● **Input data**
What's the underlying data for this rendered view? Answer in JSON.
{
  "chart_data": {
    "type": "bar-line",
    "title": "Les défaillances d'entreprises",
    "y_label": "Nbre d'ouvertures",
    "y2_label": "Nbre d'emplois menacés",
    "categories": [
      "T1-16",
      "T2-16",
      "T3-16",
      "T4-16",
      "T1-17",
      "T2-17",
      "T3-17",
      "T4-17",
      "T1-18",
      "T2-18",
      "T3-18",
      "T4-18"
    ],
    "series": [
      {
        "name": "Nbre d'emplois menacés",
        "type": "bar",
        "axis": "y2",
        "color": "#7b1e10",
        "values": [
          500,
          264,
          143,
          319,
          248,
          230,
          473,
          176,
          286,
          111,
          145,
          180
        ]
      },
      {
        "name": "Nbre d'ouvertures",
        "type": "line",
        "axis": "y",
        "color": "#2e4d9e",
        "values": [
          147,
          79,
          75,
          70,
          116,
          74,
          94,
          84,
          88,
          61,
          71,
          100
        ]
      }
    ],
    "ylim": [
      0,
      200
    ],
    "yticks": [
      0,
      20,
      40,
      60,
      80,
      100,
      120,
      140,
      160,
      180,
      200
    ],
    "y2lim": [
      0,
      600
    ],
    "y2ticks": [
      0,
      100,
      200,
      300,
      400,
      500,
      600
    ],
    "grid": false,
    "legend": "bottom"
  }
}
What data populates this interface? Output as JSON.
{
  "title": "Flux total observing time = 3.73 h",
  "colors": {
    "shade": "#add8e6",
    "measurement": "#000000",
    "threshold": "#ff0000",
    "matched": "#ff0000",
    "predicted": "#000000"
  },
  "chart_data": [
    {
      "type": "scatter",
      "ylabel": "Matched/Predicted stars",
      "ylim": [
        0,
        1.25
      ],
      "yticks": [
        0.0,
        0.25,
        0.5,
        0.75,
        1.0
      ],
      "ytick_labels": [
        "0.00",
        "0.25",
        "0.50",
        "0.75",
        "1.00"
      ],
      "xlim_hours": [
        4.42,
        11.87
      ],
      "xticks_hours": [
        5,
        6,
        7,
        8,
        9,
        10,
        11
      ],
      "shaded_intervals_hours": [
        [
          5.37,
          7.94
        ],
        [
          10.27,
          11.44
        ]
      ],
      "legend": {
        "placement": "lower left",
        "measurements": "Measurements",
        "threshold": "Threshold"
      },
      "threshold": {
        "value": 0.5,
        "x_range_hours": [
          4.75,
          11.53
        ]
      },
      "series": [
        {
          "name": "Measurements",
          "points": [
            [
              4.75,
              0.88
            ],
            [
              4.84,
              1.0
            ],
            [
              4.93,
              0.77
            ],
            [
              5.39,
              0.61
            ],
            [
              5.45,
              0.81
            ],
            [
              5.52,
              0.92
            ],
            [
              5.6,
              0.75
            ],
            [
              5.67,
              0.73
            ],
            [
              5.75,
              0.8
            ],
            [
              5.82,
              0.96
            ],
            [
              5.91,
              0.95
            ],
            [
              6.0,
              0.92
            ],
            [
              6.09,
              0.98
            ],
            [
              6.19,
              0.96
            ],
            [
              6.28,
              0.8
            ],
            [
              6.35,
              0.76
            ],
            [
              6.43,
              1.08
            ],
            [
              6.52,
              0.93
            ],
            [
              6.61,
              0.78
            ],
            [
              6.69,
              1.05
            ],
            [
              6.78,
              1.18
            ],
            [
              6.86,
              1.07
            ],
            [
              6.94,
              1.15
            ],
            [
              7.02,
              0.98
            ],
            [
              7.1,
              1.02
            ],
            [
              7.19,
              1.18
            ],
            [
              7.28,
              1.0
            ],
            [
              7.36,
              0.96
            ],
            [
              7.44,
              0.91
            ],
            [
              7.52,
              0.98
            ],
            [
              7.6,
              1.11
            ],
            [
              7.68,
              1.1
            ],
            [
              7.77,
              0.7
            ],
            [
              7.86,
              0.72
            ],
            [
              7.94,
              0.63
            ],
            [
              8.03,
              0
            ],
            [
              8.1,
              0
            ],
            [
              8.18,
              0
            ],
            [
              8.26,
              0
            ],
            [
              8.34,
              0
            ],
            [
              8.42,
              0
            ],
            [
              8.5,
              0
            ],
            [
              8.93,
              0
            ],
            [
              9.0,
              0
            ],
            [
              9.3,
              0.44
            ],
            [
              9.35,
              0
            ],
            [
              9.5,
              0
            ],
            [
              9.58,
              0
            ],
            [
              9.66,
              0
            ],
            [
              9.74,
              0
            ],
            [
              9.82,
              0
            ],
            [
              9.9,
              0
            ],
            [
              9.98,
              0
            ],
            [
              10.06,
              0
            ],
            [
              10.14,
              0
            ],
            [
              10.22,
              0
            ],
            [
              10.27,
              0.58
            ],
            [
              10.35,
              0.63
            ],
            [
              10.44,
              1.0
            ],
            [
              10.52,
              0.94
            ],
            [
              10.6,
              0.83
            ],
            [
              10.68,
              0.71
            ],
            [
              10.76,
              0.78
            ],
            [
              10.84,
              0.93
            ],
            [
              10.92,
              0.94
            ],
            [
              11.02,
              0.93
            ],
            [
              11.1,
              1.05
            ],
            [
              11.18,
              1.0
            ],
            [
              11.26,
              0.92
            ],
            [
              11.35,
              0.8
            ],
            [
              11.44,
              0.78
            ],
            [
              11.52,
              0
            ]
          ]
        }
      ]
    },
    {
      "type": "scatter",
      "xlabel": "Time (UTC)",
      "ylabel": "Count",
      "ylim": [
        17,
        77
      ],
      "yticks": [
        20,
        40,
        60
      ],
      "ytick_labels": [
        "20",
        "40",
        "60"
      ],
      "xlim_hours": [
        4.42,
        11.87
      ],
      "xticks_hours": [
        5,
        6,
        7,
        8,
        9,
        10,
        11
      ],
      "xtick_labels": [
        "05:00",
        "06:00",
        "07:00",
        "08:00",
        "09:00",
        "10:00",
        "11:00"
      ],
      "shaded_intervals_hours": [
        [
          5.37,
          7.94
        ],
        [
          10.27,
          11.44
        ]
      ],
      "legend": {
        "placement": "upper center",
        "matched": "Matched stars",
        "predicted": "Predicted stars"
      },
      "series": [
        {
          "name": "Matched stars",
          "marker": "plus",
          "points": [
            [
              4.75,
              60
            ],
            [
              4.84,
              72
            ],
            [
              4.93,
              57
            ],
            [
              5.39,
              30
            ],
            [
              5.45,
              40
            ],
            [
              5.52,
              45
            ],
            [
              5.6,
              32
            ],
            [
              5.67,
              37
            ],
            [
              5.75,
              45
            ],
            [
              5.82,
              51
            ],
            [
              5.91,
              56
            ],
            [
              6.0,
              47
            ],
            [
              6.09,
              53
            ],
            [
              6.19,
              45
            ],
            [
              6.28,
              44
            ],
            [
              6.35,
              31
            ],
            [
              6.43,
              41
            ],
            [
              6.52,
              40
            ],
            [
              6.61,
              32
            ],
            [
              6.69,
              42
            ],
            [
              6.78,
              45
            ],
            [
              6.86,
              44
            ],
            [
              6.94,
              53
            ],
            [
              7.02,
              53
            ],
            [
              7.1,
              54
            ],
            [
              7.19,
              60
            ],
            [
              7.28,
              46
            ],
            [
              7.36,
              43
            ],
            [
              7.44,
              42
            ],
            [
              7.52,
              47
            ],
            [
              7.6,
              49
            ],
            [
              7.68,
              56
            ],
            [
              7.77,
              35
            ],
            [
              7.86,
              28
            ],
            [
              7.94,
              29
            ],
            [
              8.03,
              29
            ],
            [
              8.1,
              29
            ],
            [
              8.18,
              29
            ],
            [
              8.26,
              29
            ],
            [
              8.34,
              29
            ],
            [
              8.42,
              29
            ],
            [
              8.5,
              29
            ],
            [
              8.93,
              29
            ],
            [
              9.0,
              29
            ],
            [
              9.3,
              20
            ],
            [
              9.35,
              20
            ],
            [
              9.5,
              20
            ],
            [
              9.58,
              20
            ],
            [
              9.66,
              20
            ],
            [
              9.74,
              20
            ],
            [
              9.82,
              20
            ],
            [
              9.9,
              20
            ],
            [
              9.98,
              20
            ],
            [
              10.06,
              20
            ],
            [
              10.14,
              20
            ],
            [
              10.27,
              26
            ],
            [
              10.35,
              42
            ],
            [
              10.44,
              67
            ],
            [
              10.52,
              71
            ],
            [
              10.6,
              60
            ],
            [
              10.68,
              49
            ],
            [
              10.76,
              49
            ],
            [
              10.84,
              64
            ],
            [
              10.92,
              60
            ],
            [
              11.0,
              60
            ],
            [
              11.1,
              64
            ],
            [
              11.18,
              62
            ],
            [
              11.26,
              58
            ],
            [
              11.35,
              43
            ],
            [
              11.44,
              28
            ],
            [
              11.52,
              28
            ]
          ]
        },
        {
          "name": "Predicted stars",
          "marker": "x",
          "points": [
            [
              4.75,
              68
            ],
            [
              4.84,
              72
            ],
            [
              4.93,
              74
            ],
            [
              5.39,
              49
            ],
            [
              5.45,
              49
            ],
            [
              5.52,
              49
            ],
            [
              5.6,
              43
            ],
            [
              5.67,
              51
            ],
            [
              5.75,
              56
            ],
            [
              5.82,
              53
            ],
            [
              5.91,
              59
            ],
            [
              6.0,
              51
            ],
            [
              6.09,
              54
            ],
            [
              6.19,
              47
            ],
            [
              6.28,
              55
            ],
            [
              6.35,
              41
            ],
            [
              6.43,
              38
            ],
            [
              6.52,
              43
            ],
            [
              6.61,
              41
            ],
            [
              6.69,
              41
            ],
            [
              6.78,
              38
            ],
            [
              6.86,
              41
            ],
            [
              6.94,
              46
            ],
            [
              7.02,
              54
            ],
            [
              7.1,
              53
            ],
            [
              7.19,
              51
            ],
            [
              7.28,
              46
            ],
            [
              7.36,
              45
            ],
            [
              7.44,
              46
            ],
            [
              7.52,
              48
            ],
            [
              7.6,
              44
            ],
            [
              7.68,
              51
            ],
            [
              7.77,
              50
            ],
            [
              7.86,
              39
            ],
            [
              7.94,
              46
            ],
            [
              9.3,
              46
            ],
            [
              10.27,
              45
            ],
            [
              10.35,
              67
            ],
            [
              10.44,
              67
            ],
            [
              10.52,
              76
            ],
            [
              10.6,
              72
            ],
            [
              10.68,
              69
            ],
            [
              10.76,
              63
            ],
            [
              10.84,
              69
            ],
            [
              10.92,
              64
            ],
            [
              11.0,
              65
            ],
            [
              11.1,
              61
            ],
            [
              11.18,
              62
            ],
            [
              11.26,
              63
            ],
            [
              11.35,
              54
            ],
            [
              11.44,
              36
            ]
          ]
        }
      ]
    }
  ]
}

● **Given request**
Identify the lines in the entries above that contain "type", then copy them out.

● **Solution below**
    "type": "bar-line",
        "type": "bar",
        "type": "line",
      "type": "scatter",
      "type": "scatter",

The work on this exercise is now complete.